• Exercise objective: Do not include the pictures; repeat the rest of the data exactly.

-- begin Supplied entries --

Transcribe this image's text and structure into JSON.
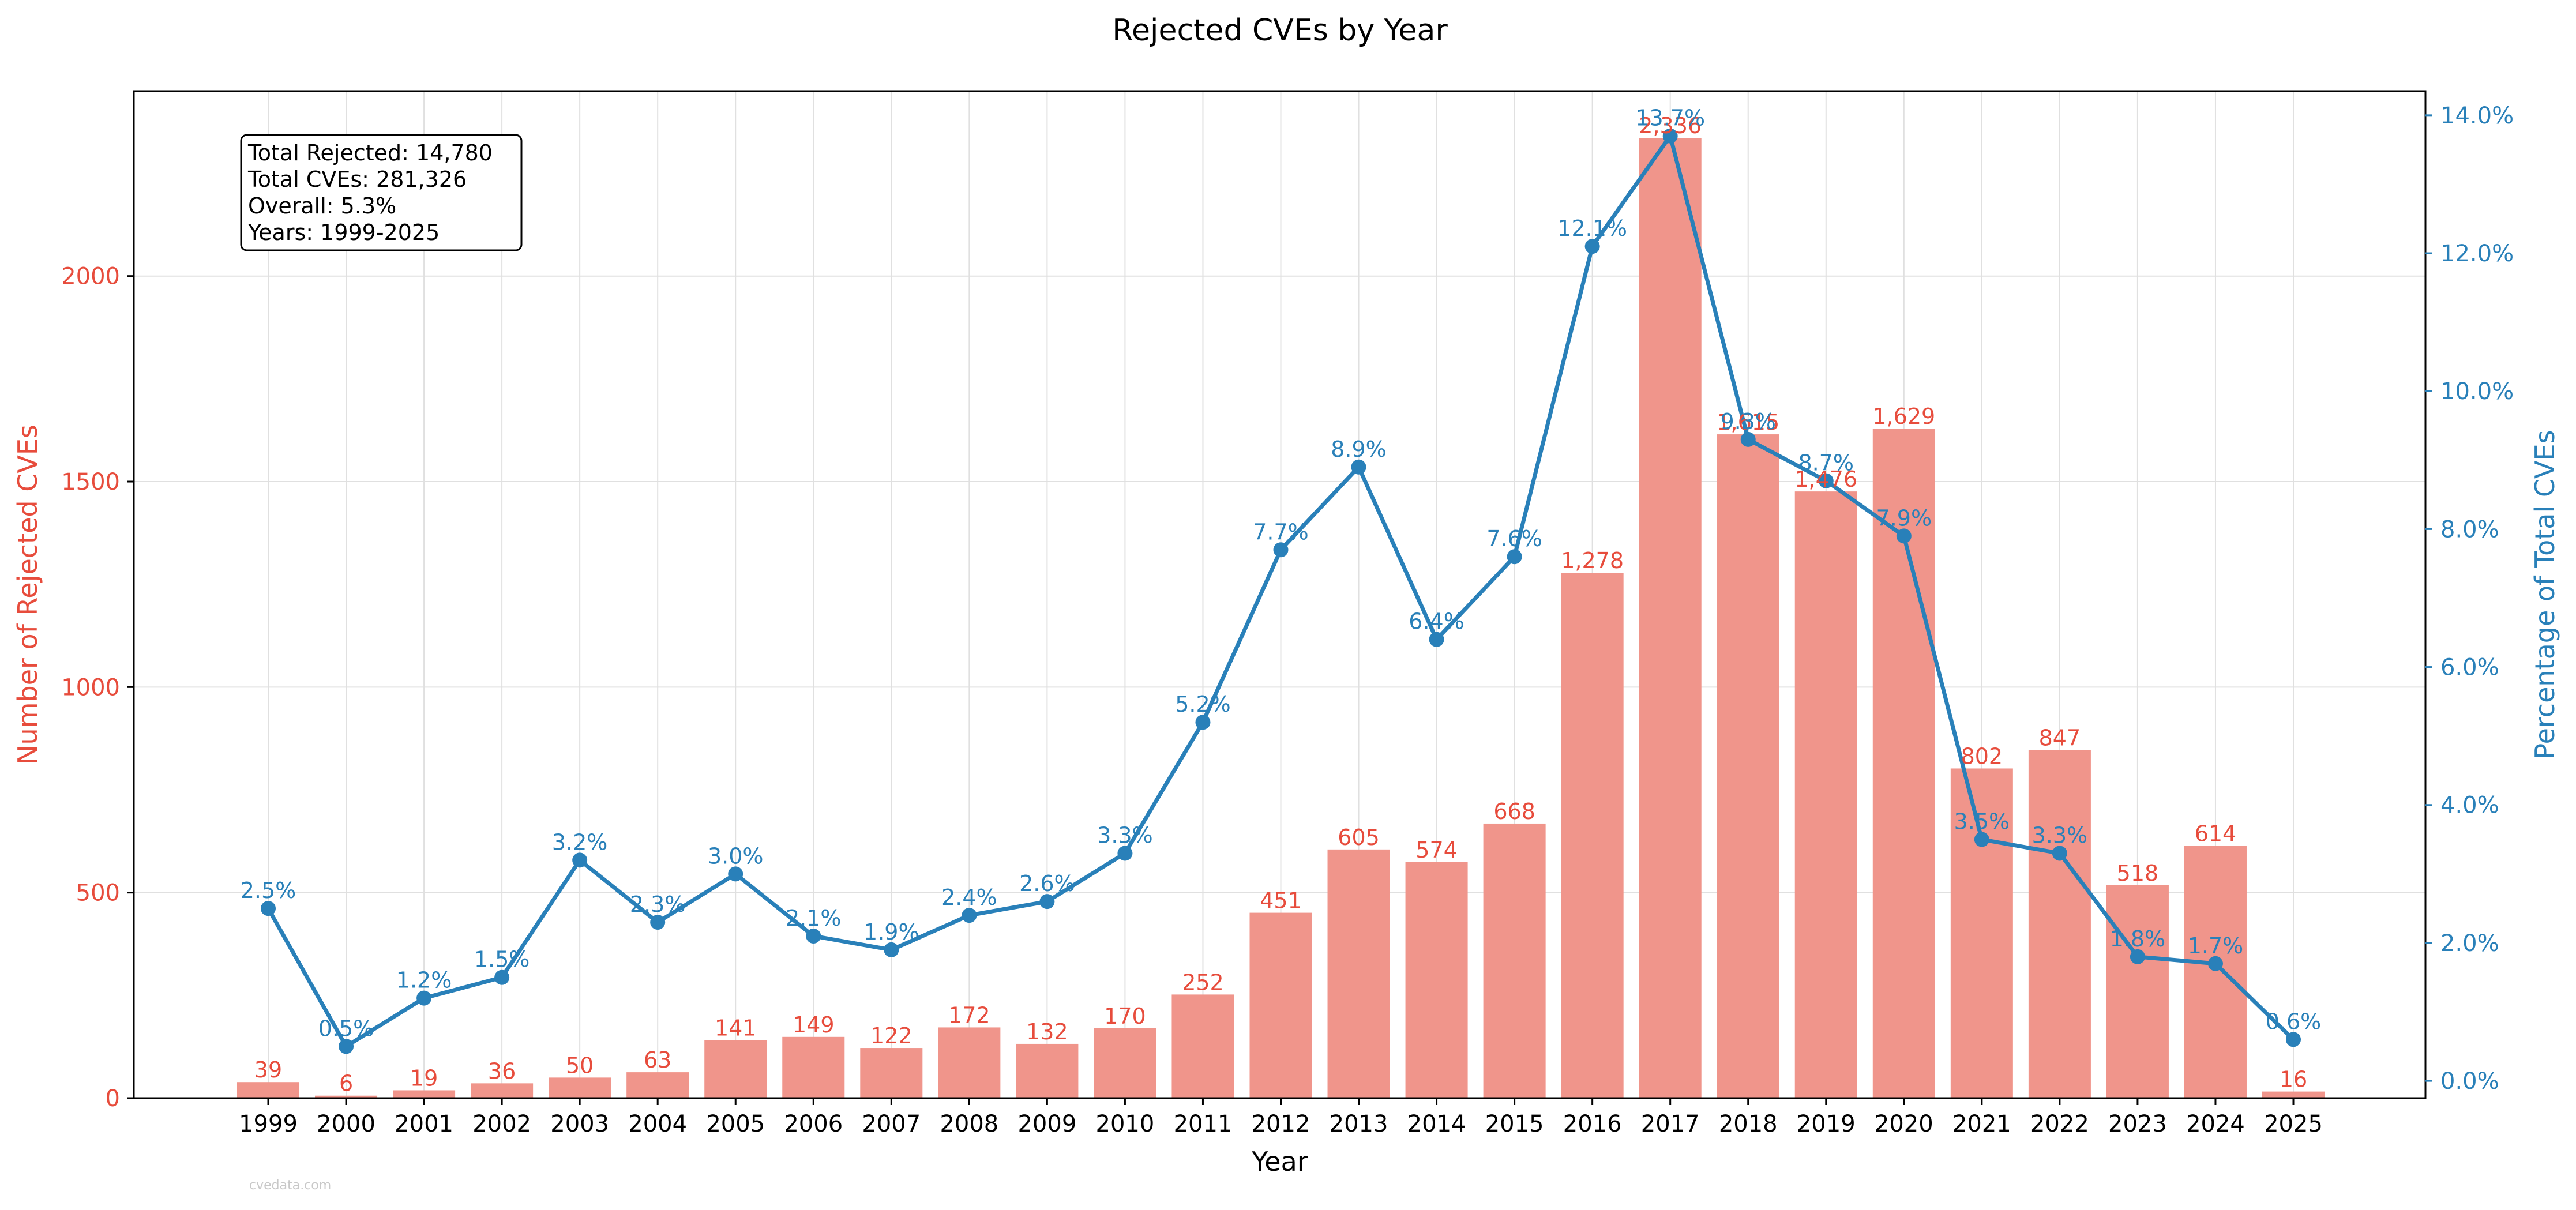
{
  "chart_data": {
    "type": "bar",
    "title": "Rejected CVEs by Year",
    "xlabel": "Year",
    "ylabel": "Number of Rejected CVEs",
    "y2label": "Percentage of Total CVEs",
    "categories": [
      "1999",
      "2000",
      "2001",
      "2002",
      "2003",
      "2004",
      "2005",
      "2006",
      "2007",
      "2008",
      "2009",
      "2010",
      "2011",
      "2012",
      "2013",
      "2014",
      "2015",
      "2016",
      "2017",
      "2018",
      "2019",
      "2020",
      "2021",
      "2022",
      "2023",
      "2024",
      "2025"
    ],
    "series": [
      {
        "type": "bar",
        "axis": "left",
        "values": [
          39,
          6,
          19,
          36,
          50,
          63,
          141,
          149,
          122,
          172,
          132,
          170,
          252,
          451,
          605,
          574,
          668,
          1278,
          2336,
          1615,
          1476,
          1629,
          802,
          847,
          518,
          614,
          16
        ],
        "labels": [
          "39",
          "6",
          "19",
          "36",
          "50",
          "63",
          "141",
          "149",
          "122",
          "172",
          "132",
          "170",
          "252",
          "451",
          "605",
          "574",
          "668",
          "1,278",
          "2,336",
          "1,615",
          "1,476",
          "1,629",
          "802",
          "847",
          "518",
          "614",
          "16"
        ]
      },
      {
        "type": "line",
        "axis": "right",
        "values": [
          2.5,
          0.5,
          1.2,
          1.5,
          3.2,
          2.3,
          3.0,
          2.1,
          1.9,
          2.4,
          2.6,
          3.3,
          5.2,
          7.7,
          8.9,
          6.4,
          7.6,
          12.1,
          13.7,
          9.3,
          8.7,
          7.9,
          3.5,
          3.3,
          1.8,
          1.7,
          0.6
        ],
        "labels": [
          "2.5%",
          "0.5%",
          "1.2%",
          "1.5%",
          "3.2%",
          "2.3%",
          "3.0%",
          "2.1%",
          "1.9%",
          "2.4%",
          "2.6%",
          "3.3%",
          "5.2%",
          "7.7%",
          "8.9%",
          "6.4%",
          "7.6%",
          "12.1%",
          "13.7%",
          "9.3%",
          "8.7%",
          "7.9%",
          "3.5%",
          "3.3%",
          "1.8%",
          "1.7%",
          "0.6%"
        ]
      }
    ],
    "ylim": [
      0,
      2450
    ],
    "y_ticks": [
      0,
      500,
      1000,
      1500,
      2000
    ],
    "y2lim": [
      -0.25,
      14.35
    ],
    "y2_ticks": [
      0,
      2,
      4,
      6,
      8,
      10,
      12,
      14
    ],
    "y2_tick_labels": [
      "0.0%",
      "2.0%",
      "4.0%",
      "6.0%",
      "8.0%",
      "10.0%",
      "12.0%",
      "14.0%"
    ],
    "grid": true,
    "annotation_box": [
      "Total Rejected: 14,780",
      "Total CVEs: 281,326",
      "Overall: 5.3%",
      "Years: 1999-2025"
    ],
    "watermark": "cvedata.com",
    "colors": {
      "bar": "#f0958b",
      "bar_label": "#e74c3c",
      "line": "#2980b9",
      "left_axis": "#e74c3c",
      "right_axis": "#2980b9",
      "grid": "#e0e0e0",
      "text": "#000000"
    }
  }
}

-- end Supplied entries --

• Correct output:
Transcribe this image's text and structure into JSON.
{
  "chart_data": {
    "type": "bar",
    "title": "Rejected CVEs by Year",
    "xlabel": "Year",
    "ylabel": "Number of Rejected CVEs",
    "y2label": "Percentage of Total CVEs",
    "categories": [
      "1999",
      "2000",
      "2001",
      "2002",
      "2003",
      "2004",
      "2005",
      "2006",
      "2007",
      "2008",
      "2009",
      "2010",
      "2011",
      "2012",
      "2013",
      "2014",
      "2015",
      "2016",
      "2017",
      "2018",
      "2019",
      "2020",
      "2021",
      "2022",
      "2023",
      "2024",
      "2025"
    ],
    "series": [
      {
        "type": "bar",
        "axis": "left",
        "values": [
          39,
          6,
          19,
          36,
          50,
          63,
          141,
          149,
          122,
          172,
          132,
          170,
          252,
          451,
          605,
          574,
          668,
          1278,
          2336,
          1615,
          1476,
          1629,
          802,
          847,
          518,
          614,
          16
        ],
        "labels": [
          "39",
          "6",
          "19",
          "36",
          "50",
          "63",
          "141",
          "149",
          "122",
          "172",
          "132",
          "170",
          "252",
          "451",
          "605",
          "574",
          "668",
          "1,278",
          "2,336",
          "1,615",
          "1,476",
          "1,629",
          "802",
          "847",
          "518",
          "614",
          "16"
        ]
      },
      {
        "type": "line",
        "axis": "right",
        "values": [
          2.5,
          0.5,
          1.2,
          1.5,
          3.2,
          2.3,
          3.0,
          2.1,
          1.9,
          2.4,
          2.6,
          3.3,
          5.2,
          7.7,
          8.9,
          6.4,
          7.6,
          12.1,
          13.7,
          9.3,
          8.7,
          7.9,
          3.5,
          3.3,
          1.8,
          1.7,
          0.6
        ],
        "labels": [
          "2.5%",
          "0.5%",
          "1.2%",
          "1.5%",
          "3.2%",
          "2.3%",
          "3.0%",
          "2.1%",
          "1.9%",
          "2.4%",
          "2.6%",
          "3.3%",
          "5.2%",
          "7.7%",
          "8.9%",
          "6.4%",
          "7.6%",
          "12.1%",
          "13.7%",
          "9.3%",
          "8.7%",
          "7.9%",
          "3.5%",
          "3.3%",
          "1.8%",
          "1.7%",
          "0.6%"
        ]
      }
    ],
    "ylim": [
      0,
      2450
    ],
    "y_ticks": [
      0,
      500,
      1000,
      1500,
      2000
    ],
    "y2lim": [
      -0.25,
      14.35
    ],
    "y2_ticks": [
      0,
      2,
      4,
      6,
      8,
      10,
      12,
      14
    ],
    "y2_tick_labels": [
      "0.0%",
      "2.0%",
      "4.0%",
      "6.0%",
      "8.0%",
      "10.0%",
      "12.0%",
      "14.0%"
    ],
    "grid": true,
    "annotation_box": [
      "Total Rejected: 14,780",
      "Total CVEs: 281,326",
      "Overall: 5.3%",
      "Years: 1999-2025"
    ],
    "watermark": "cvedata.com",
    "colors": {
      "bar": "#f0958b",
      "bar_label": "#e74c3c",
      "line": "#2980b9",
      "left_axis": "#e74c3c",
      "right_axis": "#2980b9",
      "grid": "#e0e0e0",
      "text": "#000000"
    }
  }
}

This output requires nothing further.